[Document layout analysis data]

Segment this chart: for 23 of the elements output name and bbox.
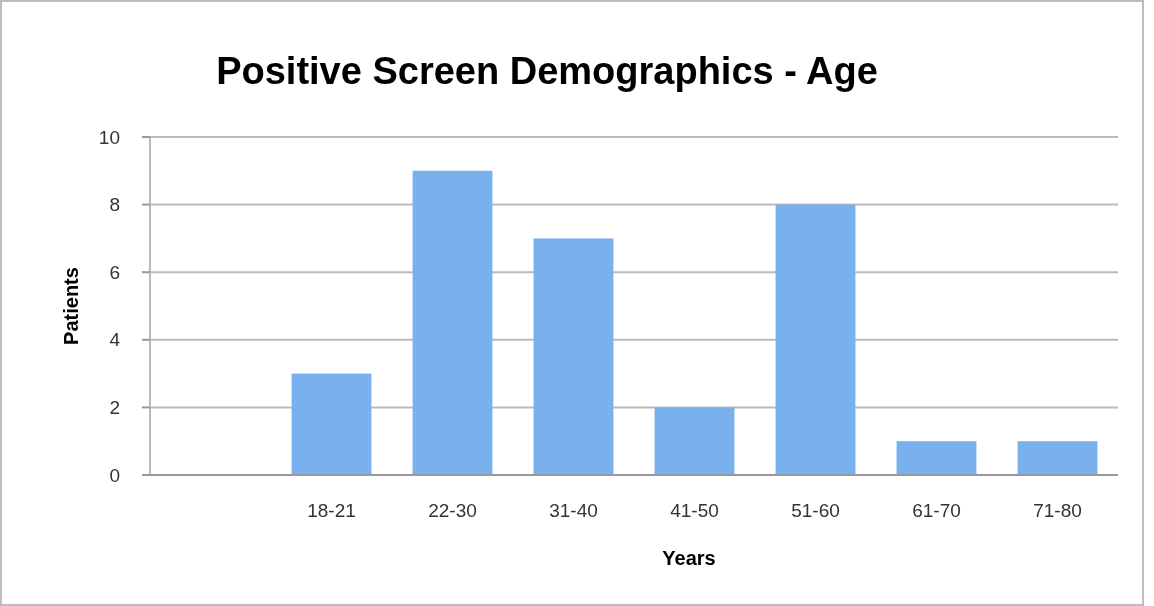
y-tick-label: 4 [109,329,121,351]
y-axis-title: Patients [60,267,82,345]
x-tick-label: 31-40 [549,500,598,521]
y-tick-label: 2 [109,397,120,419]
bar [654,407,735,475]
x-tick-label: 51-60 [791,500,840,521]
bar [533,238,614,475]
bar [291,373,372,475]
bar [412,170,493,475]
y-tick-label: 8 [109,194,120,216]
bar [896,441,977,475]
x-tick-label: 71-80 [1033,500,1082,521]
bar [1017,441,1098,475]
chart-title: Positive Screen Demographics - Age [216,50,878,92]
y-tick-label: 0 [109,464,120,486]
bar [775,204,856,475]
x-axis-title: Years [662,547,716,569]
y-tick-label: 10 [98,126,120,148]
x-tick-label: 61-70 [912,500,961,521]
x-tick-label: 18-21 [307,500,356,521]
x-tick-label: 22-30 [428,500,477,521]
x-tick-label: 41-50 [670,500,719,521]
y-tick-label: 6 [109,261,120,283]
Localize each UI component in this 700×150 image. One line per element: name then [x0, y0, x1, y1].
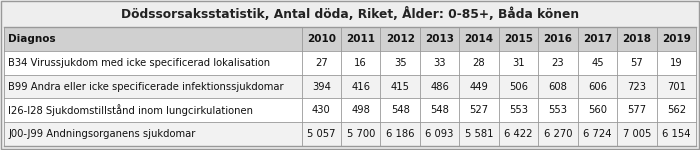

▸ **Assigned task**
Output all of the entries once more, word for word, with the images removed.

▸ **Result below**
Segment this chart: for 23 of the elements output name and bbox.
y-tick-label: 4 [109,329,121,351]
y-axis-title: Patients [60,267,82,345]
x-tick-label: 31-40 [549,500,598,521]
y-tick-label: 2 [109,397,120,419]
bar [654,407,735,475]
x-tick-label: 51-60 [791,500,840,521]
bar [533,238,614,475]
bar [291,373,372,475]
bar [412,170,493,475]
y-tick-label: 8 [109,194,120,216]
bar [896,441,977,475]
x-tick-label: 71-80 [1033,500,1082,521]
bar [1017,441,1098,475]
chart-title: Positive Screen Demographics - Age [216,50,878,92]
y-tick-label: 0 [109,464,120,486]
bar [775,204,856,475]
x-axis-title: Years [662,547,716,569]
y-tick-label: 10 [98,126,120,148]
x-tick-label: 61-70 [912,500,961,521]
x-tick-label: 18-21 [307,500,356,521]
x-tick-label: 22-30 [428,500,477,521]
x-tick-label: 41-50 [670,500,719,521]
y-tick-label: 6 [109,261,120,283]
Localize each UI component in this 700×150 image. One line per element: name then [x0, y0, x1, y1].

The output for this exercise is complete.